STATED TASK:
Print each line exactly as it is given.

DATASET RECORDS:
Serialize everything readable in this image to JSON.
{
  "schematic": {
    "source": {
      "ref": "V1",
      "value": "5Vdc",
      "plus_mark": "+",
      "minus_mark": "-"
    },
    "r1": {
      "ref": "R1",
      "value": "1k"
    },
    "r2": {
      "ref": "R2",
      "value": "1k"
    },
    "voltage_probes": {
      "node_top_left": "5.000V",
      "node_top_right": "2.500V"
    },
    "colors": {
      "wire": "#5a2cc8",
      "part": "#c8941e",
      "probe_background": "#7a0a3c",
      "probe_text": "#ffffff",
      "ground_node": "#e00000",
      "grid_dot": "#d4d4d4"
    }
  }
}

REPLY TO THE TASK:
Serialize everything readable in this image to JSON.
{
  "schematic": {
    "source": {
      "ref": "V1",
      "value": "5Vdc",
      "plus_mark": "+",
      "minus_mark": "-"
    },
    "r1": {
      "ref": "R1",
      "value": "1k"
    },
    "r2": {
      "ref": "R2",
      "value": "1k"
    },
    "voltage_probes": {
      "node_top_left": "5.000V",
      "node_top_right": "2.500V"
    },
    "colors": {
      "wire": "#5a2cc8",
      "part": "#c8941e",
      "probe_background": "#7a0a3c",
      "probe_text": "#ffffff",
      "ground_node": "#e00000",
      "grid_dot": "#d4d4d4"
    }
  }
}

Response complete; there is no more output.